__AIM 1__. In the forum post on stratified splitting, what value is passed as test_size to train_test_split?

How to do a stratified split

Hello.

Sorry for my english, i am still learning and thanks you for help.

I have all my datas inside a torchvision.datasets.ImageFolder. The idea is split the data with stratified method. For that propoose, i am using torch.utils.data.SubsetRandomSampler of this way:

dataset = torchvision.datasets.ImageFolder(train_dir, transform=train_transform)
targets = dataset.targets

Targets is a array of 0s and 1s (2-class classification) something like this:
[0, 0, 1, 1, 0, 1,…]

from sklearn.model_selection import train_test_split

train_idx, valid_idx= train_test_split(
np.arange(len(targets)),
test_size=0.2,
shuffle=True,
stratify=targets)

I got stratified indices for train(80%) and valid(20%) something like this:

train_idx = [12, 54, 23, 123, 80…]
valid_idx = [77, 09, 67, 122, 665…]

This indices indicates the position of my 0s and 1s in way that this are splitted in a balanced way.

__AIM 2__. Copy out the lines of the listing, everything from the line containing "Text: via stream corridor: via" down to the line containing "Circle shape bbox=[126, 37, 171, 82]", with both of those lines included.

__MATERIAL SUPPLIED__.
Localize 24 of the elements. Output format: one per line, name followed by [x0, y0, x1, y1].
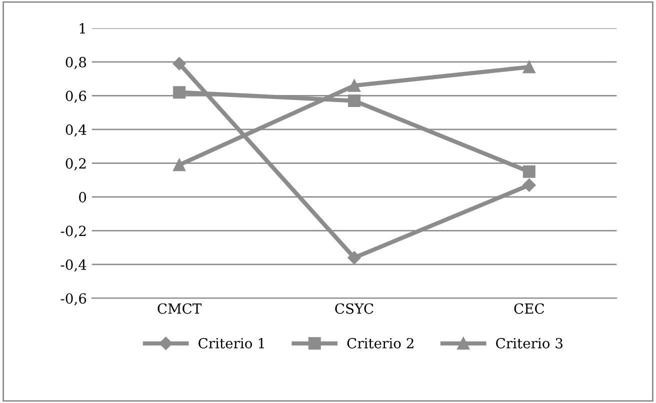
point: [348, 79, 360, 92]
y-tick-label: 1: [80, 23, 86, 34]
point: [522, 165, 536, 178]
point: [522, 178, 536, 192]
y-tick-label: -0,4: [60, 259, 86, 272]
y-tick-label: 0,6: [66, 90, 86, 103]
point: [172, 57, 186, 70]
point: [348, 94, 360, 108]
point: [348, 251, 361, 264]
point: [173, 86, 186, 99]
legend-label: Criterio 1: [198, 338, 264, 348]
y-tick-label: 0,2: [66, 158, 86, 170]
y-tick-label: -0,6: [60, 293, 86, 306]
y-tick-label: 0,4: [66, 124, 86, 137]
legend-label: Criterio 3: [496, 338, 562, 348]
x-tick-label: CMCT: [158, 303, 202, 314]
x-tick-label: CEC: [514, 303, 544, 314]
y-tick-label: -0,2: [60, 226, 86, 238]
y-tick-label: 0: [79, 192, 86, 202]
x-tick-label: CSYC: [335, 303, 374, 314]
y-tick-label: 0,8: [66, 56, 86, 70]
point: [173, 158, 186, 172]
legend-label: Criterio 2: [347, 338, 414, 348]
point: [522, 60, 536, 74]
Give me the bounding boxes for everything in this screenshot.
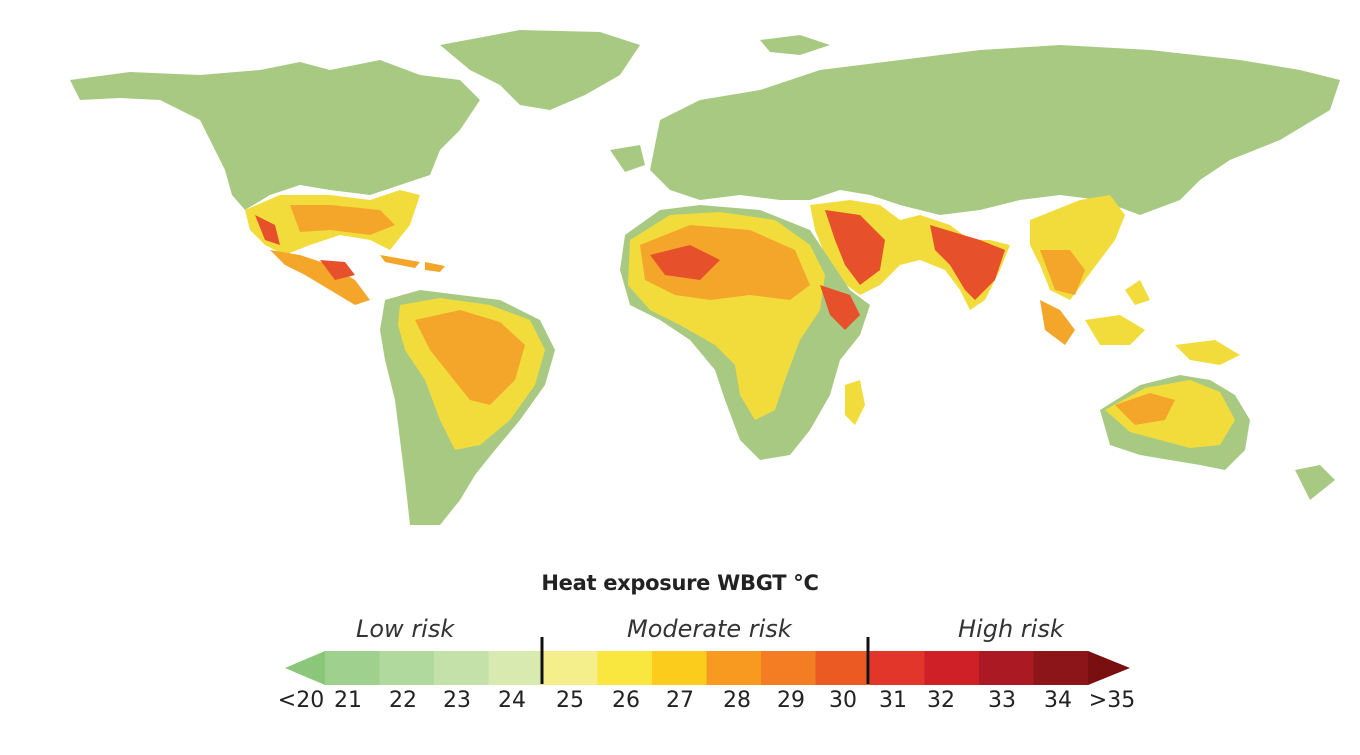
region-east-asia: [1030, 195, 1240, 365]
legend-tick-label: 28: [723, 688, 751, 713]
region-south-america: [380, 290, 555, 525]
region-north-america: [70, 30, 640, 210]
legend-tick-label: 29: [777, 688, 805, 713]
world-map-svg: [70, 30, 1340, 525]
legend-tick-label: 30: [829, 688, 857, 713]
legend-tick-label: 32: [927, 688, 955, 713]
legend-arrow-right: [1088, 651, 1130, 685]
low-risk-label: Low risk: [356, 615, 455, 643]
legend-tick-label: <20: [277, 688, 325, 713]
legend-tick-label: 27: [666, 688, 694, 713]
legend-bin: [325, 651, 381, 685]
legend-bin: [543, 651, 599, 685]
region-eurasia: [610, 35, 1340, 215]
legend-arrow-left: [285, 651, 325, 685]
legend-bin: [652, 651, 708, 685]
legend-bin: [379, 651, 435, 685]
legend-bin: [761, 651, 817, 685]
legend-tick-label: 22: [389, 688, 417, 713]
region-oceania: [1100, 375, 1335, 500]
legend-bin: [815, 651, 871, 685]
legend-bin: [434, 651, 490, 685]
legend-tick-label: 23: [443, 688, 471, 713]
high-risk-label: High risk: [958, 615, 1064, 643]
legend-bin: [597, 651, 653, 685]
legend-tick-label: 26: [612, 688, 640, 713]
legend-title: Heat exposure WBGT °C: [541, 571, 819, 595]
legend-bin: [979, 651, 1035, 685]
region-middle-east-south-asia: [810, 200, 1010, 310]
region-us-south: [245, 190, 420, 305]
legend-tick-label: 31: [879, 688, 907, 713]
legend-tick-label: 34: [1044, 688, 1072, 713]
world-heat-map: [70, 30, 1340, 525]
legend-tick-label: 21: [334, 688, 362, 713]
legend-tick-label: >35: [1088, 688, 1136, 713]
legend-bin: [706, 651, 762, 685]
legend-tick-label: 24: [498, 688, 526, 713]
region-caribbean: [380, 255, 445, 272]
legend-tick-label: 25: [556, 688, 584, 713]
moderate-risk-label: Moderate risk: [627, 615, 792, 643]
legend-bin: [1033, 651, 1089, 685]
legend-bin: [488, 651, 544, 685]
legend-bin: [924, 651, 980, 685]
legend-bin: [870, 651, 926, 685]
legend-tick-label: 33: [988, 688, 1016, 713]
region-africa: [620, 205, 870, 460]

...

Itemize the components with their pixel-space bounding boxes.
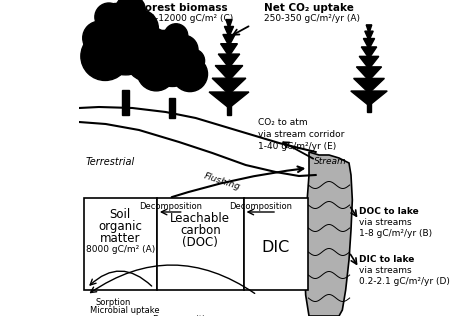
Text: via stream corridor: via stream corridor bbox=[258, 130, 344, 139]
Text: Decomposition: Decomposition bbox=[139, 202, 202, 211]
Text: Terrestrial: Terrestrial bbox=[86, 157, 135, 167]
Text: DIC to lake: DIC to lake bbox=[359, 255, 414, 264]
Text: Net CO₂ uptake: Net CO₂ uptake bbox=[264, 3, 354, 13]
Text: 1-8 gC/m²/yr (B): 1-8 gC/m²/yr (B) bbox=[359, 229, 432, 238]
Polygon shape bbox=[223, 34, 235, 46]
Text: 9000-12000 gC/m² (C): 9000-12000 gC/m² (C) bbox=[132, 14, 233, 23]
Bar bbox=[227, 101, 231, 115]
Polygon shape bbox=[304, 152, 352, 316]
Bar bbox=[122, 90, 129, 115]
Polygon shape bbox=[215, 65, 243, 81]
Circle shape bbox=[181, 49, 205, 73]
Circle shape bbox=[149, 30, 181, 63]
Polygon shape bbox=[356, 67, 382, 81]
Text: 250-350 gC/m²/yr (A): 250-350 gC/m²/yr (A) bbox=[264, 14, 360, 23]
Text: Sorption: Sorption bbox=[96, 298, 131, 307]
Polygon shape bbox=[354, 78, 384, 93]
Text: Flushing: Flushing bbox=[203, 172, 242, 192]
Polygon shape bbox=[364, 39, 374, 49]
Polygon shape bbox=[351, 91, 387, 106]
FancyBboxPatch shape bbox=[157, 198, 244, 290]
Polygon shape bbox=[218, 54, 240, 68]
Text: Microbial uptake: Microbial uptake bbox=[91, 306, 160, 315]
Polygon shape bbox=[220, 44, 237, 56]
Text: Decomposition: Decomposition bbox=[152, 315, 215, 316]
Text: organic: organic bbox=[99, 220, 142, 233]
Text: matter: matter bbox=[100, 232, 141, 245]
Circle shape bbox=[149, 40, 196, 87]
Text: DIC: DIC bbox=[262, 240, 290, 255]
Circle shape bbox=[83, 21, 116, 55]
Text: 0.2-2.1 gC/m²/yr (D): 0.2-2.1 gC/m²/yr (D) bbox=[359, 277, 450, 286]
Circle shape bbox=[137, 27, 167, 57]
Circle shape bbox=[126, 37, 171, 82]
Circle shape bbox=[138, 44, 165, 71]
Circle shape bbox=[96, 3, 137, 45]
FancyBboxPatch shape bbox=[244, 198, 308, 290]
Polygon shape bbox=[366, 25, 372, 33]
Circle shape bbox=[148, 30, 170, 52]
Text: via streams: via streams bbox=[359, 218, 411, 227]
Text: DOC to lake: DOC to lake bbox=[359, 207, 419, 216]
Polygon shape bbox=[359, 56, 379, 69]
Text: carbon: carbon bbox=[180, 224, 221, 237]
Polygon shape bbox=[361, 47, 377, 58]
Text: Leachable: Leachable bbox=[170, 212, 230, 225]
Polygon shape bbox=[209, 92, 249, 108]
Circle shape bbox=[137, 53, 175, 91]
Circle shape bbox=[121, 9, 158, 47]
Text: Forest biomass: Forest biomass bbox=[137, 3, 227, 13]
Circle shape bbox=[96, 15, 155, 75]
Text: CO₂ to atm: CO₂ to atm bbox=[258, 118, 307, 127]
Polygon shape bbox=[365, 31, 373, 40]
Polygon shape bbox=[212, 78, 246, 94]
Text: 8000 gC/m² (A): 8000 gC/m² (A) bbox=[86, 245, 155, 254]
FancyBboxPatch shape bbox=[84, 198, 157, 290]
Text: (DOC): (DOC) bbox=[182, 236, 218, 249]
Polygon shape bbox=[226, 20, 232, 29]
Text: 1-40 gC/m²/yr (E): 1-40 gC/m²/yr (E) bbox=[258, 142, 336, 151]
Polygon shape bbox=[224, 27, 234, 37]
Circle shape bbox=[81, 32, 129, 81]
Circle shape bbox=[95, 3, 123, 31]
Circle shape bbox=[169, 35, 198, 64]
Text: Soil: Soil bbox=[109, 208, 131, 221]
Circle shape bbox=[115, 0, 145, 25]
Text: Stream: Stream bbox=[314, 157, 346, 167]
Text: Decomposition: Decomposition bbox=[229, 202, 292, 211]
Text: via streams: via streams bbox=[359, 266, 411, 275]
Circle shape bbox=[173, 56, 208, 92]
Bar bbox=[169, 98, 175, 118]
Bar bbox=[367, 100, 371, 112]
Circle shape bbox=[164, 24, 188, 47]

__RESPONSE 1__. 0.2

__RESPONSE 2__.
Text: via stream corridor: via stream corridor bbox=[258, 130, 344, 139]
Text: Decomposition: Decomposition bbox=[139, 202, 202, 211]
Text: Terrestrial: Terrestrial bbox=[86, 157, 135, 167]
Text: DIC to lake: DIC to lake bbox=[359, 255, 414, 264]
Text: Net CO₂ uptake: Net CO₂ uptake bbox=[264, 3, 354, 13]
Text: 1-8 gC/m²/yr (B): 1-8 gC/m²/yr (B) bbox=[359, 229, 432, 238]
Polygon shape bbox=[223, 34, 235, 46]
Text: 9000-12000 gC/m² (C): 9000-12000 gC/m² (C) bbox=[132, 14, 233, 23]
Bar bbox=[227, 101, 231, 115]
Polygon shape bbox=[304, 152, 352, 316]
Bar bbox=[122, 90, 129, 115]
Polygon shape bbox=[215, 65, 243, 81]
Circle shape bbox=[181, 49, 205, 73]
Circle shape bbox=[149, 30, 181, 63]
Polygon shape bbox=[356, 67, 382, 81]
Text: 250-350 gC/m²/yr (A): 250-350 gC/m²/yr (A) bbox=[264, 14, 360, 23]
Text: Sorption: Sorption bbox=[96, 298, 131, 307]
Polygon shape bbox=[354, 78, 384, 93]
Text: Flushing: Flushing bbox=[203, 172, 242, 192]
Polygon shape bbox=[364, 39, 374, 49]
Polygon shape bbox=[351, 91, 387, 106]
FancyBboxPatch shape bbox=[157, 198, 244, 290]
Polygon shape bbox=[218, 54, 240, 68]
Text: Microbial uptake: Microbial uptake bbox=[91, 306, 160, 315]
Polygon shape bbox=[220, 44, 237, 56]
Text: Decomposition: Decomposition bbox=[152, 315, 215, 316]
Text: organic: organic bbox=[99, 220, 142, 233]
Text: matter: matter bbox=[100, 232, 141, 245]
Circle shape bbox=[149, 40, 196, 87]
Text: DIC: DIC bbox=[262, 240, 290, 255]
Circle shape bbox=[83, 21, 116, 55]
Text: 0.2-2.1 gC/m²/yr (D): 0.2-2.1 gC/m²/yr (D) bbox=[359, 277, 450, 286]
Circle shape bbox=[137, 27, 167, 57]
Circle shape bbox=[126, 37, 171, 82]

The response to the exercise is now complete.